● Exercise details: Copy the records verbatim, from the first line through the line containing "station-title: Zhongshan Station", including both of those lines.

[Element placement records]
— begin —

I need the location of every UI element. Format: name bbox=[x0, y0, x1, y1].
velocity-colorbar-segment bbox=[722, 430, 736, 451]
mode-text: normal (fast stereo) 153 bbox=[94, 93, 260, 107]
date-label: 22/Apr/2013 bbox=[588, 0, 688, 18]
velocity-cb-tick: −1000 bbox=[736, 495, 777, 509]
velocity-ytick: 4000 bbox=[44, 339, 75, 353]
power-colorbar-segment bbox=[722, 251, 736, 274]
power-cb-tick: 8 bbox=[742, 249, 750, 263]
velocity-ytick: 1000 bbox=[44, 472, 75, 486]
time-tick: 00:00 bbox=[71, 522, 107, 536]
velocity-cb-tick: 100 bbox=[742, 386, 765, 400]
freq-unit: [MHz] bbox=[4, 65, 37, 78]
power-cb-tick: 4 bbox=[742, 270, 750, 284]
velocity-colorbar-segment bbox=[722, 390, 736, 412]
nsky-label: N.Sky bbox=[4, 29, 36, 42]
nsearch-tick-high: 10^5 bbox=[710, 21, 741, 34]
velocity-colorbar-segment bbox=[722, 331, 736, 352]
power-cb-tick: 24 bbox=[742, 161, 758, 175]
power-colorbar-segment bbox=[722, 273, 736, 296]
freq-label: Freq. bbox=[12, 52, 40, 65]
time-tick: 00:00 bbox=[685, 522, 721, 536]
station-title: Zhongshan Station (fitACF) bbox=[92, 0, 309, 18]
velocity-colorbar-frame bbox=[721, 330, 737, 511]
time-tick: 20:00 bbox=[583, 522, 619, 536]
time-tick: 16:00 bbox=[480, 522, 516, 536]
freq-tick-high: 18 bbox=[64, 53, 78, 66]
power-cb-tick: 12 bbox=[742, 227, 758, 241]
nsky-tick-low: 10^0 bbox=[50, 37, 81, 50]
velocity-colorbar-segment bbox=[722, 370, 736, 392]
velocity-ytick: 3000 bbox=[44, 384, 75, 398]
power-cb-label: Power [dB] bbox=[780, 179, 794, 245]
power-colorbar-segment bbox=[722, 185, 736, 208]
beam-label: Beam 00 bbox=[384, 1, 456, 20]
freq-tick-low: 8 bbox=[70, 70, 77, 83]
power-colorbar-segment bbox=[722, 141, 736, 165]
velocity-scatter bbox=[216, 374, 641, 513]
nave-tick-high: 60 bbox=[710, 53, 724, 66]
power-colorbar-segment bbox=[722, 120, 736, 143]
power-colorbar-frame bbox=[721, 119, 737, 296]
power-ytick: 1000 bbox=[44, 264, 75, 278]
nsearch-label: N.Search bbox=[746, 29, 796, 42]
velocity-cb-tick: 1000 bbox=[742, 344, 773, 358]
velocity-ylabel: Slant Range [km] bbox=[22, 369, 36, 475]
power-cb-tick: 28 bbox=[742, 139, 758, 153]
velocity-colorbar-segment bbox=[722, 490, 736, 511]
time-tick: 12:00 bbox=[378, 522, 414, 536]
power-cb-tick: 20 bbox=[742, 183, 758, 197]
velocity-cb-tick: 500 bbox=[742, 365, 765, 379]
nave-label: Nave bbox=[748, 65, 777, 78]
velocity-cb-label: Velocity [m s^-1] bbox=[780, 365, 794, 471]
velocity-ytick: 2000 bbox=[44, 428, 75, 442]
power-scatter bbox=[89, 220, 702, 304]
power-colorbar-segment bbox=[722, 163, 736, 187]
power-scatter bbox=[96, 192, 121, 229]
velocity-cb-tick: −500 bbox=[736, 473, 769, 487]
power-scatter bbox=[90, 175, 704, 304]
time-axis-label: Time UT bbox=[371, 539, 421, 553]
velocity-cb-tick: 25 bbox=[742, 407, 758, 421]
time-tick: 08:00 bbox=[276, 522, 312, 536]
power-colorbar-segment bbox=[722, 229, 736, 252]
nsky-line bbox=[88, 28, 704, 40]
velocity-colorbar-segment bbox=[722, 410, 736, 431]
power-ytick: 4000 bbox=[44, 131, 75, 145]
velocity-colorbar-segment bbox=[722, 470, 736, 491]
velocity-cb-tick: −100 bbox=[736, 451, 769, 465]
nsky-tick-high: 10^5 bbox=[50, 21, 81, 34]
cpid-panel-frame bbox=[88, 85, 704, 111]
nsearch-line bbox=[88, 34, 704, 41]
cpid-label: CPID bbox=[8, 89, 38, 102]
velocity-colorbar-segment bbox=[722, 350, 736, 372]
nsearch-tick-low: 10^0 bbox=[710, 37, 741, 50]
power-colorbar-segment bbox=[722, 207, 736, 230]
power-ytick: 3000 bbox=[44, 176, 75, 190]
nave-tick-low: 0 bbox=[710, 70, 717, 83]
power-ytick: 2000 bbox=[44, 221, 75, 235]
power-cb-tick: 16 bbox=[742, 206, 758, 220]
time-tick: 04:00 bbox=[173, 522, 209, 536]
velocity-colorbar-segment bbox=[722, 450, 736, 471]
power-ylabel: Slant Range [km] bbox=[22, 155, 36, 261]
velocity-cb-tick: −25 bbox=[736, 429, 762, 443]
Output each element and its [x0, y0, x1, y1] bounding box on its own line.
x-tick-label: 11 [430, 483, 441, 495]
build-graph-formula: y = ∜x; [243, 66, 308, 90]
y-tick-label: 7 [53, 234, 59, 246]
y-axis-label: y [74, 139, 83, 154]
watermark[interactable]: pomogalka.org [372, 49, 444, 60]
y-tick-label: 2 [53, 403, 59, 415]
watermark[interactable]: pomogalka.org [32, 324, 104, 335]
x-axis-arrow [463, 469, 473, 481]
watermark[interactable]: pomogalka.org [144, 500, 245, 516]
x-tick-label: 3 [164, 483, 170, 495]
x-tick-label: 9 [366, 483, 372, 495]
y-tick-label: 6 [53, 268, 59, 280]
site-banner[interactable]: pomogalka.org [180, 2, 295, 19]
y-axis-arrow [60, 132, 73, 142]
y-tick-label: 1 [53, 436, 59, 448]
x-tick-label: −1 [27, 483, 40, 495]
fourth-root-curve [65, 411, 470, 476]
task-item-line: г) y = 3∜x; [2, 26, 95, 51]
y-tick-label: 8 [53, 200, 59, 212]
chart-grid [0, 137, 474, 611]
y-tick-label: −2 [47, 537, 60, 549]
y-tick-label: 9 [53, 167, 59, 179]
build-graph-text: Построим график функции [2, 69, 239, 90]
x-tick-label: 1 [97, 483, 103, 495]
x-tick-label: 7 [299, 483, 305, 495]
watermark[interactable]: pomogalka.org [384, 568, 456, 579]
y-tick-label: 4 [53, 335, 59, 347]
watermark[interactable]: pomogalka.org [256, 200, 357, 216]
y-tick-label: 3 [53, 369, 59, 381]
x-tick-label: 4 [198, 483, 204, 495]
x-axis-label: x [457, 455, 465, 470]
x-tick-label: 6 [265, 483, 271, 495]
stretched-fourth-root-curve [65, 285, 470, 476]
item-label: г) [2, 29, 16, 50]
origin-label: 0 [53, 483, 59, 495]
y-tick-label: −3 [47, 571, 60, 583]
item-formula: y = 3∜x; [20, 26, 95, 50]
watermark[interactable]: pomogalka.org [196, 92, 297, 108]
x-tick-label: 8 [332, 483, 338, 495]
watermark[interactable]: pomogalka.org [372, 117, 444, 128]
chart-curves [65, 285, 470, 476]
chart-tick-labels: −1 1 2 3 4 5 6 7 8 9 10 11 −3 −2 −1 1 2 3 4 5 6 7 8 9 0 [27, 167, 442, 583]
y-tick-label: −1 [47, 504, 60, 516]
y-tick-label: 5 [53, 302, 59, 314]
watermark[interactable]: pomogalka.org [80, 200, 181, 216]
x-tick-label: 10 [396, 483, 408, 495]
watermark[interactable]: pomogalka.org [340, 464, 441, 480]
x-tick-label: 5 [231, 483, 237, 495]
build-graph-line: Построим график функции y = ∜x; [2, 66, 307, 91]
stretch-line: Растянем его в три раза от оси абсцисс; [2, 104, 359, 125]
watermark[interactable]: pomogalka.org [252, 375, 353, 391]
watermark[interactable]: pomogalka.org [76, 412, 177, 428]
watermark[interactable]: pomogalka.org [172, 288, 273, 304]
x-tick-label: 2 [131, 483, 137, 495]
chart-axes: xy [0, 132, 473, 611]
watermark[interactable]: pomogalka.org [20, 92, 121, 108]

— end —

● Reply to the exercise:
I need the location of every UI element. Format: name bbox=[x0, y0, x1, y1].
velocity-colorbar-segment bbox=[722, 430, 736, 451]
mode-text: normal (fast stereo) 153 bbox=[94, 93, 260, 107]
date-label: 22/Apr/2013 bbox=[588, 0, 688, 18]
velocity-cb-tick: −1000 bbox=[736, 495, 777, 509]
velocity-ytick: 4000 bbox=[44, 339, 75, 353]
power-colorbar-segment bbox=[722, 251, 736, 274]
power-cb-tick: 8 bbox=[742, 249, 750, 263]
velocity-ytick: 1000 bbox=[44, 472, 75, 486]
time-tick: 00:00 bbox=[71, 522, 107, 536]
velocity-cb-tick: 100 bbox=[742, 386, 765, 400]
freq-unit: [MHz] bbox=[4, 65, 37, 78]
power-cb-tick: 4 bbox=[742, 270, 750, 284]
velocity-colorbar-segment bbox=[722, 390, 736, 412]
nsky-label: N.Sky bbox=[4, 29, 36, 42]
nsearch-tick-high: 10^5 bbox=[710, 21, 741, 34]
velocity-colorbar-segment bbox=[722, 331, 736, 352]
power-cb-tick: 24 bbox=[742, 161, 758, 175]
power-colorbar-segment bbox=[722, 273, 736, 296]
freq-label: Freq. bbox=[12, 52, 40, 65]
time-tick: 00:00 bbox=[685, 522, 721, 536]
station-title: Zhongshan Station (fitACF) bbox=[92, 0, 309, 18]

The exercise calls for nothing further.